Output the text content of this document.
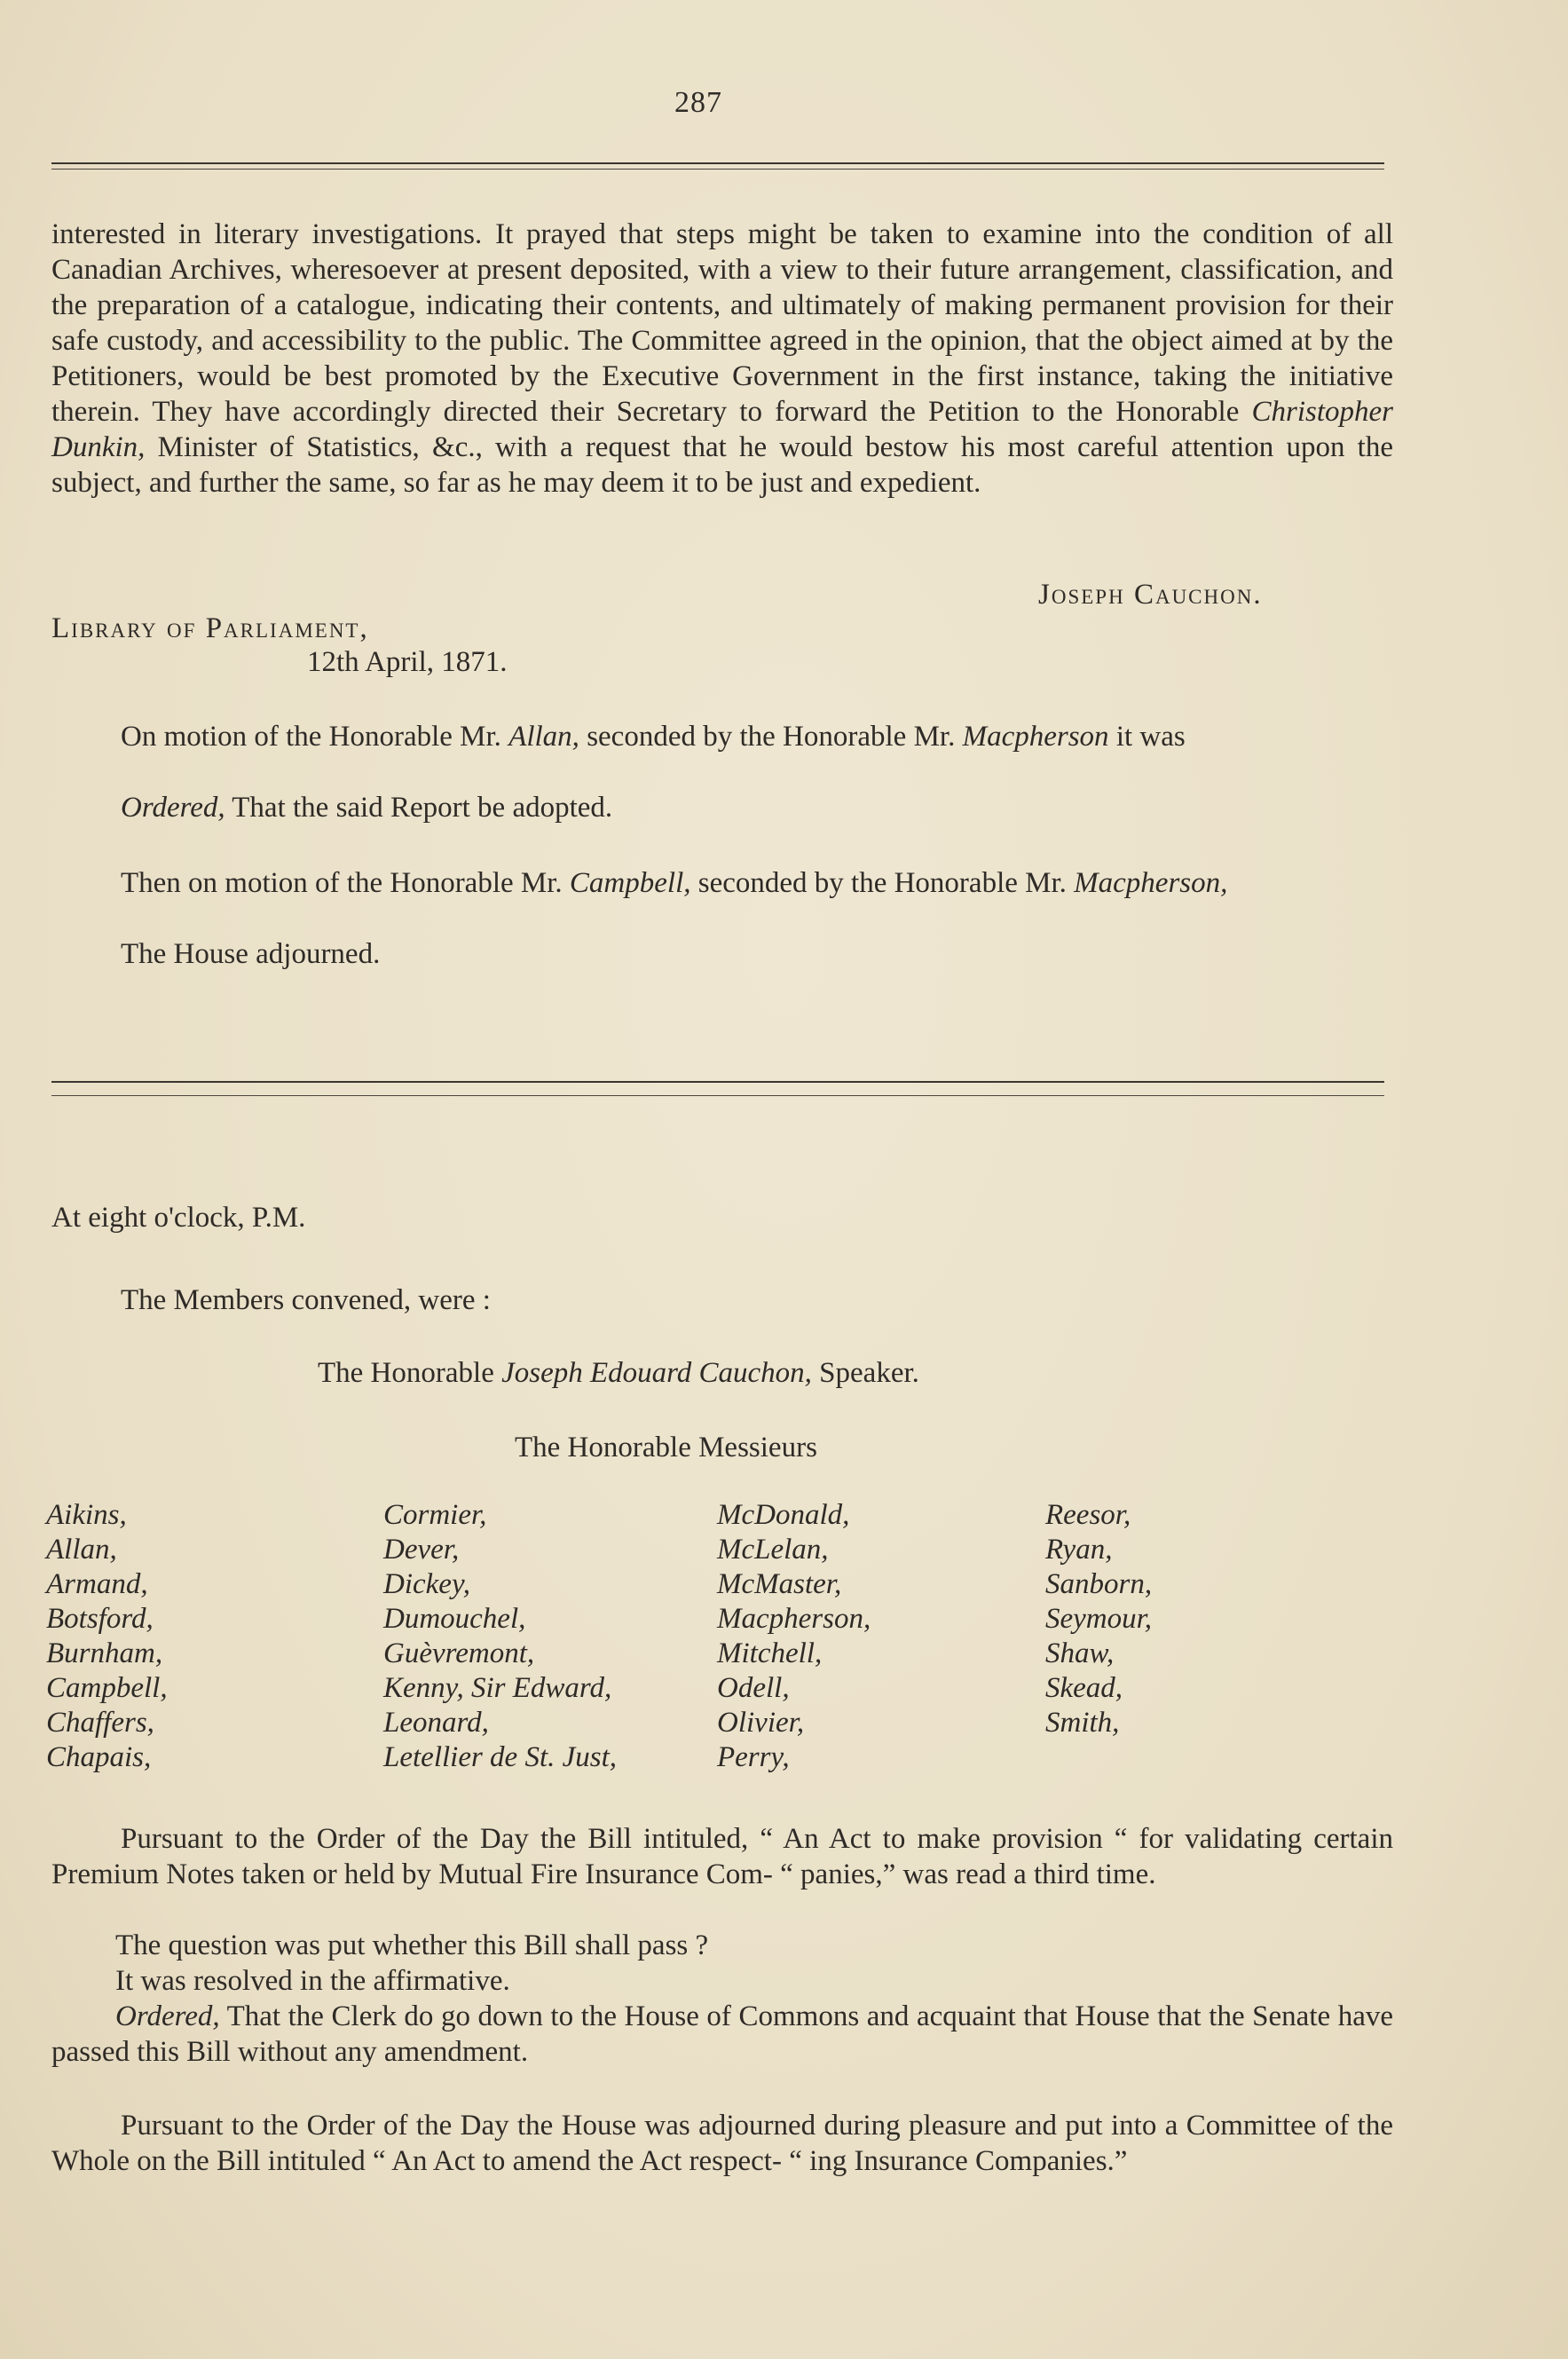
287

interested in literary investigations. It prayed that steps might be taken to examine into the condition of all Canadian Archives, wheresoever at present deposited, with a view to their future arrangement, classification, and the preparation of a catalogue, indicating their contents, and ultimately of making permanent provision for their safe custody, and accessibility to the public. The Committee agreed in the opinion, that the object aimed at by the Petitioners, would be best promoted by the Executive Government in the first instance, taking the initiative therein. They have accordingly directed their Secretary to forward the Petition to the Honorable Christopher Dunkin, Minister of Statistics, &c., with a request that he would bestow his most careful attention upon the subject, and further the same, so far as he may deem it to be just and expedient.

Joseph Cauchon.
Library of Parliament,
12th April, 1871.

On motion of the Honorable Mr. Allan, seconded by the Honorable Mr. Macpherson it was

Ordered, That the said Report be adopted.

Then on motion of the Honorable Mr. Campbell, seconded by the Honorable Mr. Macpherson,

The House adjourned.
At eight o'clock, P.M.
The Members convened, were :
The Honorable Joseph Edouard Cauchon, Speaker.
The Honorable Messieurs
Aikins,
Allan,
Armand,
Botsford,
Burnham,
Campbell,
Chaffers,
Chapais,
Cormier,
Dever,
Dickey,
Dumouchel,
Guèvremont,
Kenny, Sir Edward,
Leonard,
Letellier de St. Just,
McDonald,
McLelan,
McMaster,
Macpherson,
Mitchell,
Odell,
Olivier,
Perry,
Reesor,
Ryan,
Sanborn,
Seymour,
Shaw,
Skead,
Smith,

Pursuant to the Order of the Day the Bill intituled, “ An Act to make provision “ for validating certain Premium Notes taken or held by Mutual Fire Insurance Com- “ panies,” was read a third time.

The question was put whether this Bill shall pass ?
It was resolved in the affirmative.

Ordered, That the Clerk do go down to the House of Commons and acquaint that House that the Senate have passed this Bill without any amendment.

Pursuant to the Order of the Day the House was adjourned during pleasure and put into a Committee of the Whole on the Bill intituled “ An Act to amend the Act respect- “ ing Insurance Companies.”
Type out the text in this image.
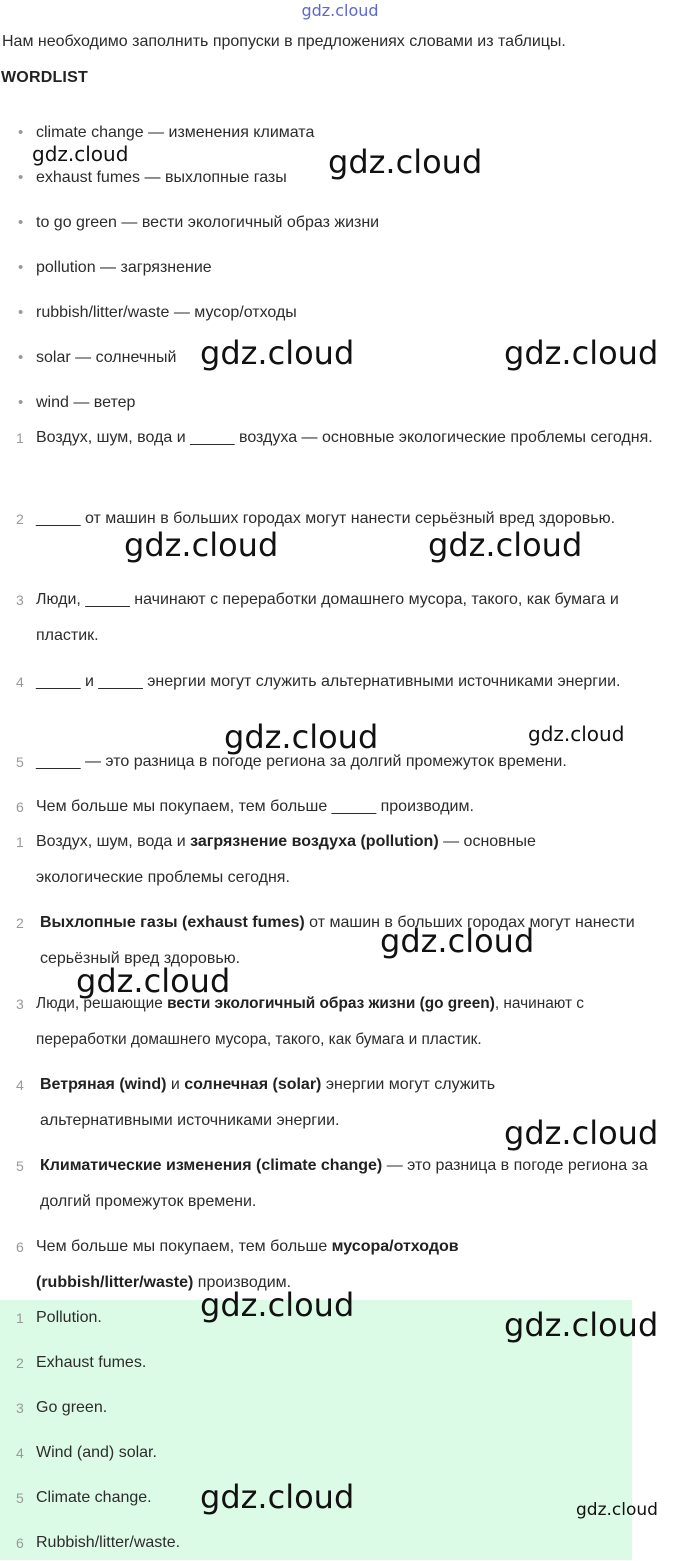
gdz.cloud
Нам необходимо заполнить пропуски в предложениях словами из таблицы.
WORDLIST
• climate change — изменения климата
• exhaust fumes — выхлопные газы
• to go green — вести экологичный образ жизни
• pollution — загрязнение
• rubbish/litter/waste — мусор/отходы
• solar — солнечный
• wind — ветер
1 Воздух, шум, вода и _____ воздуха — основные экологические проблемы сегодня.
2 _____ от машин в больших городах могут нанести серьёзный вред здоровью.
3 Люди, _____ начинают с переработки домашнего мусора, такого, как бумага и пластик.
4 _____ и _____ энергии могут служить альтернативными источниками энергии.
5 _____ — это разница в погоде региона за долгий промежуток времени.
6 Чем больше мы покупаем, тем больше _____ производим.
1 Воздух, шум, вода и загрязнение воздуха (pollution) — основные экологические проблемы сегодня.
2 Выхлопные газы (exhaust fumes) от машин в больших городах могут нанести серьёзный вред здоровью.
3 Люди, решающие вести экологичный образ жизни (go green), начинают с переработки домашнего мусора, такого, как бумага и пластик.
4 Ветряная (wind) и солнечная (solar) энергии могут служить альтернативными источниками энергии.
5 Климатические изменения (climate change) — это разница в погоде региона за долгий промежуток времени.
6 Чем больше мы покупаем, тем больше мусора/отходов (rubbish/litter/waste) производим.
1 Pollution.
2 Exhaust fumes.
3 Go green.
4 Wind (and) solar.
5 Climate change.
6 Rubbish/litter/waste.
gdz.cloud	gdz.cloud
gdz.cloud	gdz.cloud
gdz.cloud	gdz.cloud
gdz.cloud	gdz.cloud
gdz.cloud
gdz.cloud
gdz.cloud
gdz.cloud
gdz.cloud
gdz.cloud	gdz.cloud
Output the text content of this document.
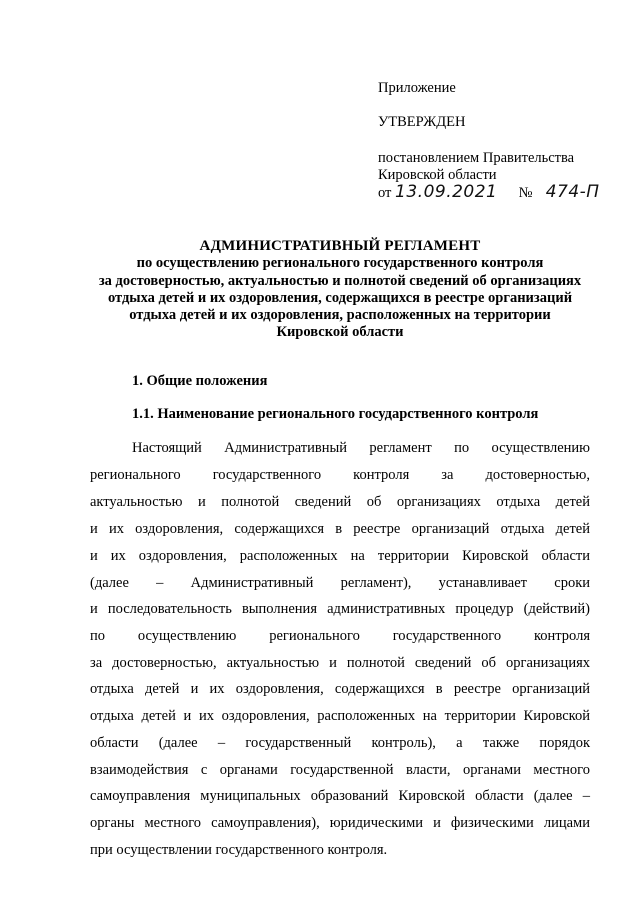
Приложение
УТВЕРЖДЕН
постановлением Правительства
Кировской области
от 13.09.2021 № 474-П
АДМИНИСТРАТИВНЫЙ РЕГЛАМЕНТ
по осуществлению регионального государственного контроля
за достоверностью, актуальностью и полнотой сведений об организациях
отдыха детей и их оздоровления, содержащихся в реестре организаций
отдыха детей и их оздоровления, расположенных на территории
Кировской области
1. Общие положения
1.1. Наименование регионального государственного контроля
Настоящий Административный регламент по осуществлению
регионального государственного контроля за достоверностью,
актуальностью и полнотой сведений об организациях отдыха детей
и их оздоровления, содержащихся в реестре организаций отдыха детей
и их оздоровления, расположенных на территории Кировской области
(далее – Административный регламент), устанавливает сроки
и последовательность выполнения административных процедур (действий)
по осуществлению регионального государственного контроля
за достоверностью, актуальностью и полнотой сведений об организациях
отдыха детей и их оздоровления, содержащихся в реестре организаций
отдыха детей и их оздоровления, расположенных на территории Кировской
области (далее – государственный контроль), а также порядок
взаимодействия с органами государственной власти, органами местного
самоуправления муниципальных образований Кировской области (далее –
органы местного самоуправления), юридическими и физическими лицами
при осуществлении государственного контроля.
=====
WHAT YOU WILL DO
Using the material above, return every line exactly as it appears, minus the pictures.

COMPLETED TASK
Output the text content of this document.
287

interested in literary investigations. It prayed that steps might be taken to examine into the condition of all Canadian Archives, wheresoever at present deposited, with a view to their future arrangement, classification, and the preparation of a catalogue, indicating their contents, and ultimately of making permanent provision for their safe custody, and accessibility to the public. The Committee agreed in the opinion, that the object aimed at by the Petitioners, would be best promoted by the Executive Government in the first instance, taking the initiative therein. They have accordingly directed their Secretary to forward the Petition to the Honorable Christopher Dunkin, Minister of Statistics, &c., with a request that he would bestow his most careful attention upon the subject, and further the same, so far as he may deem it to be just and expedient.

Joseph Cauchon.
Library of Parliament,
12th April, 1871.

On motion of the Honorable Mr. Allan, seconded by the Honorable Mr. Macpherson it was

Ordered, That the said Report be adopted.

Then on motion of the Honorable Mr. Campbell, seconded by the Honorable Mr. Macpherson,

The House adjourned.
At eight o'clock, P.M.
The Members convened, were :
The Honorable Joseph Edouard Cauchon, Speaker.
The Honorable Messieurs
Aikins,
Allan,
Armand,
Botsford,
Burnham,
Campbell,
Chaffers,
Chapais,
Cormier,
Dever,
Dickey,
Dumouchel,
Guèvremont,
Kenny, Sir Edward,
Leonard,
Letellier de St. Just,
McDonald,
McLelan,
McMaster,
Macpherson,
Mitchell,
Odell,
Olivier,
Perry,
Reesor,
Ryan,
Sanborn,
Seymour,
Shaw,
Skead,
Smith,

Pursuant to the Order of the Day the Bill intituled, “ An Act to make provision “ for validating certain Premium Notes taken or held by Mutual Fire Insurance Com- “ panies,” was read a third time.

The question was put whether this Bill shall pass ?
It was resolved in the affirmative.

Ordered, That the Clerk do go down to the House of Commons and acquaint that House that the Senate have passed this Bill without any amendment.

Pursuant to the Order of the Day the House was adjourned during pleasure and put into a Committee of the Whole on the Bill intituled “ An Act to amend the Act respect- “ ing Insurance Companies.”
Type out the text in this image.
gdz.cloud
Нам необходимо заполнить пропуски в предложениях словами из таблицы.
WORDLIST
• climate change — изменения климата
• exhaust fumes — выхлопные газы
• to go green — вести экологичный образ жизни
• pollution — загрязнение
• rubbish/litter/waste — мусор/отходы
• solar — солнечный
• wind — ветер
1 Воздух, шум, вода и _____ воздуха — основные экологические проблемы сегодня.
2 _____ от машин в больших городах могут нанести серьёзный вред здоровью.
3 Люди, _____ начинают с переработки домашнего мусора, такого, как бумага и пластик.
4 _____ и _____ энергии могут служить альтернативными источниками энергии.
5 _____ — это разница в погоде региона за долгий промежуток времени.
6 Чем больше мы покупаем, тем больше _____ производим.
1 Воздух, шум, вода и загрязнение воздуха (pollution) — основные экологические проблемы сегодня.
2 Выхлопные газы (exhaust fumes) от машин в больших городах могут нанести серьёзный вред здоровью.
3 Люди, решающие вести экологичный образ жизни (go green), начинают с переработки домашнего мусора, такого, как бумага и пластик.
4 Ветряная (wind) и солнечная (solar) энергии могут служить альтернативными источниками энергии.
5 Климатические изменения (climate change) — это разница в погоде региона за долгий промежуток времени.
6 Чем больше мы покупаем, тем больше мусора/отходов (rubbish/litter/waste) производим.
1 Pollution.
2 Exhaust fumes.
3 Go green.
4 Wind (and) solar.
5 Climate change.
6 Rubbish/litter/waste.
gdz.cloud	gdz.cloud
gdz.cloud	gdz.cloud
gdz.cloud	gdz.cloud
gdz.cloud	gdz.cloud
gdz.cloud
gdz.cloud
gdz.cloud
gdz.cloud
gdz.cloud
gdz.cloud	gdz.cloud
Output the text content of this document.
Приложение
УТВЕРЖДЕН
постановлением Правительства
Кировской области
от 13.09.2021 № 474-П
АДМИНИСТРАТИВНЫЙ РЕГЛАМЕНТ
по осуществлению регионального государственного контроля
за достоверностью, актуальностью и полнотой сведений об организациях
отдыха детей и их оздоровления, содержащихся в реестре организаций
отдыха детей и их оздоровления, расположенных на территории
Кировской области
1. Общие положения
1.1. Наименование регионального государственного контроля
Настоящий Административный регламент по осуществлению
регионального государственного контроля за достоверностью,
актуальностью и полнотой сведений об организациях отдыха детей
и их оздоровления, содержащихся в реестре организаций отдыха детей
и их оздоровления, расположенных на территории Кировской области
(далее – Административный регламент), устанавливает сроки
и последовательность выполнения административных процедур (действий)
по осуществлению регионального государственного контроля
за достоверностью, актуальностью и полнотой сведений об организациях
отдыха детей и их оздоровления, содержащихся в реестре организаций
отдыха детей и их оздоровления, расположенных на территории Кировской
области (далее – государственный контроль), а также порядок
взаимодействия с органами государственной власти, органами местного
самоуправления муниципальных образований Кировской области (далее –
органы местного самоуправления), юридическими и физическими лицами
при осуществлении государственного контроля.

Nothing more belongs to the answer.